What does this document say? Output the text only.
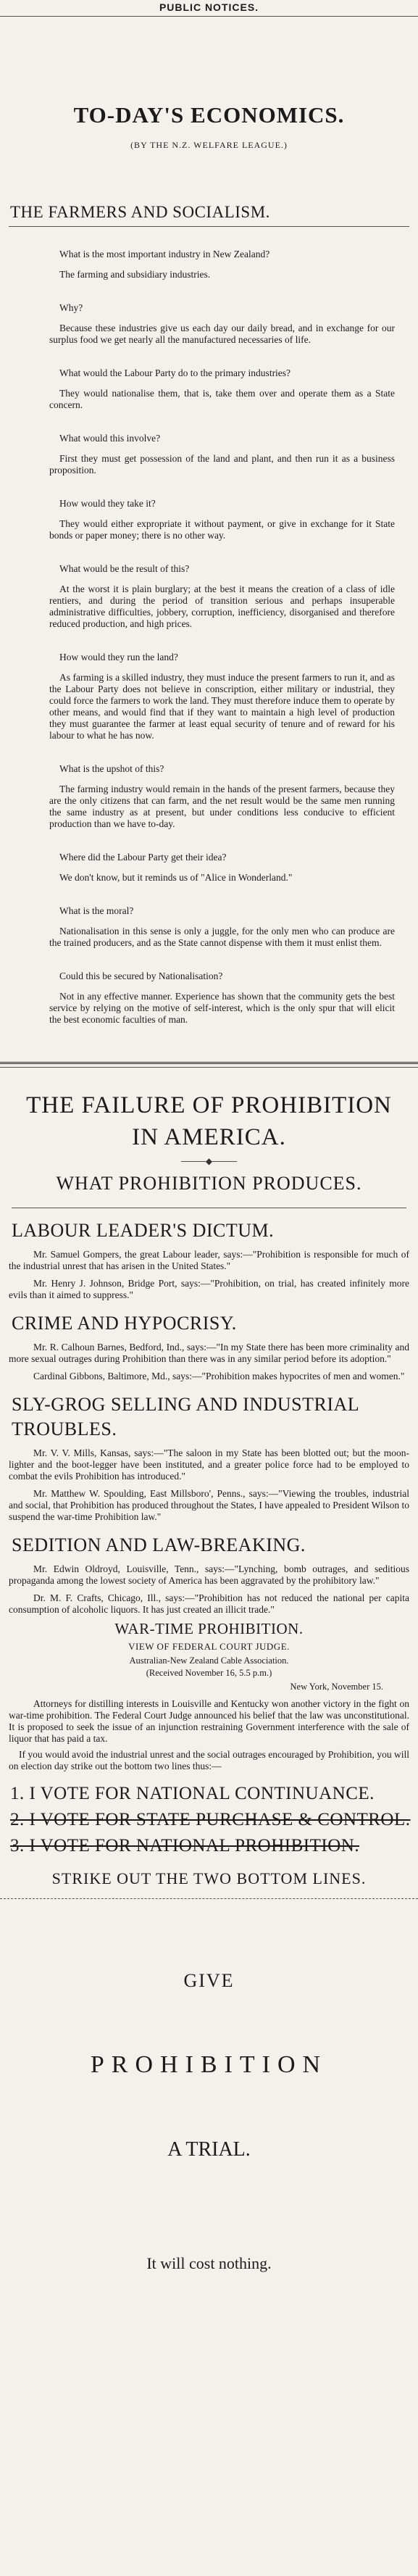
PUBLIC NOTICES.
TO-DAY'S ECONOMICS.
(BY THE N.Z. WELFARE LEAGUE.)
THE FARMERS AND SOCIALISM.
What is the most important industry in New Zealand?
The farming and subsidiary industries.
Why?
Because these industries give us each day our daily bread, and in exchange for our surplus food we get nearly all the manufactured necessaries of life.
What would the Labour Party do to the primary industries?
They would nationalise them, that is, take them over and operate them as a State concern.
What would this involve?
First they must get possession of the land and plant, and then run it as a business proposition.
How would they take it?
They would either expropriate it without payment, or give in exchange for it State bonds or paper money; there is no other way.
What would be the result of this?
At the worst it is plain burglary; at the best it means the creation of a class of idle rentiers, and during the period of transition serious and perhaps insuperable administrative difficulties, jobbery, corruption, inefficiency, disorganised and therefore reduced production, and high prices.
How would they run the land?
As farming is a skilled industry, they must induce the present farmers to run it, and as the Labour Party does not believe in conscription, either military or industrial, they could force the farmers to work the land. They must therefore induce them to operate by other means, and would find that if they want to maintain a high level of production they must guarantee the farmer at least equal security of tenure and of reward for his labour to what he has now.
What is the upshot of this?
The farming industry would remain in the hands of the present farmers, because they are the only citizens that can farm, and the net result would be the same men running the same industry as at present, but under conditions less conducive to efficient production than we have to-day.
Where did the Labour Party get their idea?
We don't know, but it reminds us of "Alice in Wonderland."
What is the moral?
Nationalisation in this sense is only a juggle, for the only men who can produce are the trained producers, and as the State cannot dispense with them it must enlist them.
Could this be secured by Nationalisation?
Not in any effective manner. Experience has shown that the community gets the best service by relying on the motive of self-interest, which is the only spur that will elicit the best economic faculties of man.
THE FAILURE OF PROHIBITION
IN AMERICA.
────◆────
WHAT PROHIBITION PRODUCES.
LABOUR LEADER'S DICTUM.
Mr. Samuel Gompers, the great Labour leader, says:—"Prohibition is responsible for much of the industrial unrest that has arisen in the United States."
Mr. Henry J. Johnson, Bridge Port, says:—"Prohibition, on trial, has created infinitely more evils than it aimed to suppress."
CRIME AND HYPOCRISY.
Mr. R. Calhoun Barnes, Bedford, Ind., says:—"In my State there has been more criminality and more sexual outrages during Prohibition than there was in any similar period before its adoption."
Cardinal Gibbons, Baltimore, Md., says:—"Prohibition makes hypocrites of men and women."
SLY-GROG SELLING AND INDUSTRIAL TROUBLES.
Mr. V. V. Mills, Kansas, says:—"The saloon in my State has been blotted out; but the moon-lighter and the boot-legger have been instituted, and a greater police force had to be employed to combat the evils Prohibition has introduced."
Mr. Matthew W. Spoulding, East Millsboro', Penns., says:—"Viewing the troubles, industrial and social, that Prohibition has produced throughout the States, I have appealed to President Wilson to suspend the war-time Prohibition law."
SEDITION AND LAW-BREAKING.
Mr. Edwin Oldroyd, Louisville, Tenn., says:—"Lynching, bomb outrages, and seditious propaganda among the lowest society of America has been aggravated by the prohibitory law."
Dr. M. F. Crafts, Chicago, Ill., says:—"Prohibition has not reduced the national per capita consumption of alcoholic liquors. It has just created an illicit trade."
WAR-TIME PROHIBITION.
VIEW OF FEDERAL COURT JUDGE.
Australian-New Zealand Cable Association.
(Received November 16, 5.5 p.m.)
New York, November 15.
Attorneys for distilling interests in Louisville and Kentucky won another victory in the fight on war-time prohibition. The Federal Court Judge announced his belief that the law was unconstitutional. It is proposed to seek the issue of an injunction restraining Government interference with the sale of liquor that has paid a tax.
If you would avoid the industrial unrest and the social outrages encouraged by Prohibition, you will on election day strike out the bottom two lines thus:—
1. I VOTE FOR NATIONAL CONTINUANCE.
2. I VOTE FOR STATE PURCHASE & CONTROL.
3. I VOTE FOR NATIONAL PROHIBITION.
STRIKE OUT THE TWO BOTTOM LINES.
GIVE
PROHIBITION
A TRIAL.
It will cost nothing.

__Work required__: Go through the entries above and print each one exactly, minus the pictures.

__Written response__:
What does this document say? Output the text only.
PUBLIC NOTICES.
TO-DAY'S ECONOMICS.
(BY THE N.Z. WELFARE LEAGUE.)
THE FARMERS AND SOCIALISM.
What is the most important industry in New Zealand?
The farming and subsidiary industries.
Why?
Because these industries give us each day our daily bread, and in exchange for our surplus food we get nearly all the manufactured necessaries of life.
What would the Labour Party do to the primary industries?
They would nationalise them, that is, take them over and operate them as a State concern.
What would this involve?
First they must get possession of the land and plant, and then run it as a business proposition.
How would they take it?
They would either expropriate it without payment, or give in exchange for it State bonds or paper money; there is no other way.
What would be the result of this?
At the worst it is plain burglary; at the best it means the creation of a class of idle rentiers, and during the period of transition serious and perhaps insuperable administrative difficulties, jobbery, corruption, inefficiency, disorganised and therefore reduced production, and high prices.
How would they run the land?
As farming is a skilled industry, they must induce the present farmers to run it, and as the Labour Party does not believe in conscription, either military or industrial, they could force the farmers to work the land. They must therefore induce them to operate by other means, and would find that if they want to maintain a high level of production they must guarantee the farmer at least equal security of tenure and of reward for his labour to what he has now.
What is the upshot of this?
The farming industry would remain in the hands of the present farmers, because they are the only citizens that can farm, and the net result would be the same men running the same industry as at present, but under conditions less conducive to efficient production than we have to-day.
Where did the Labour Party get their idea?
We don't know, but it reminds us of "Alice in Wonderland."
What is the moral?
Nationalisation in this sense is only a juggle, for the only men who can produce are the trained producers, and as the State cannot dispense with them it must enlist them.
Could this be secured by Nationalisation?
Not in any effective manner. Experience has shown that the community gets the best service by relying on the motive of self-interest, which is the only spur that will elicit the best economic faculties of man.
THE FAILURE OF PROHIBITION
IN AMERICA.
────◆────
WHAT PROHIBITION PRODUCES.
LABOUR LEADER'S DICTUM.
Mr. Samuel Gompers, the great Labour leader, says:—"Prohibition is responsible for much of the industrial unrest that has arisen in the United States."
Mr. Henry J. Johnson, Bridge Port, says:—"Prohibition, on trial, has created infinitely more evils than it aimed to suppress."
CRIME AND HYPOCRISY.
Mr. R. Calhoun Barnes, Bedford, Ind., says:—"In my State there has been more criminality and more sexual outrages during Prohibition than there was in any similar period before its adoption."
Cardinal Gibbons, Baltimore, Md., says:—"Prohibition makes hypocrites of men and women."
SLY-GROG SELLING AND INDUSTRIAL TROUBLES.
Mr. V. V. Mills, Kansas, says:—"The saloon in my State has been blotted out; but the moon-lighter and the boot-legger have been instituted, and a greater police force had to be employed to combat the evils Prohibition has introduced."
Mr. Matthew W. Spoulding, East Millsboro', Penns., says:—"Viewing the troubles, industrial and social, that Prohibition has produced throughout the States, I have appealed to President Wilson to suspend the war-time Prohibition law."
SEDITION AND LAW-BREAKING.
Mr. Edwin Oldroyd, Louisville, Tenn., says:—"Lynching, bomb outrages, and seditious propaganda among the lowest society of America has been aggravated by the prohibitory law."
Dr. M. F. Crafts, Chicago, Ill., says:—"Prohibition has not reduced the national per capita consumption of alcoholic liquors. It has just created an illicit trade."
WAR-TIME PROHIBITION.
VIEW OF FEDERAL COURT JUDGE.
Australian-New Zealand Cable Association.
(Received November 16, 5.5 p.m.)
New York, November 15.
Attorneys for distilling interests in Louisville and Kentucky won another victory in the fight on war-time prohibition. The Federal Court Judge announced his belief that the law was unconstitutional. It is proposed to seek the issue of an injunction restraining Government interference with the sale of liquor that has paid a tax.
If you would avoid the industrial unrest and the social outrages encouraged by Prohibition, you will on election day strike out the bottom two lines thus:—
1. I VOTE FOR NATIONAL CONTINUANCE.
2. I VOTE FOR STATE PURCHASE & CONTROL.
3. I VOTE FOR NATIONAL PROHIBITION.
STRIKE OUT THE TWO BOTTOM LINES.
GIVE
PROHIBITION
A TRIAL.
It will cost nothing.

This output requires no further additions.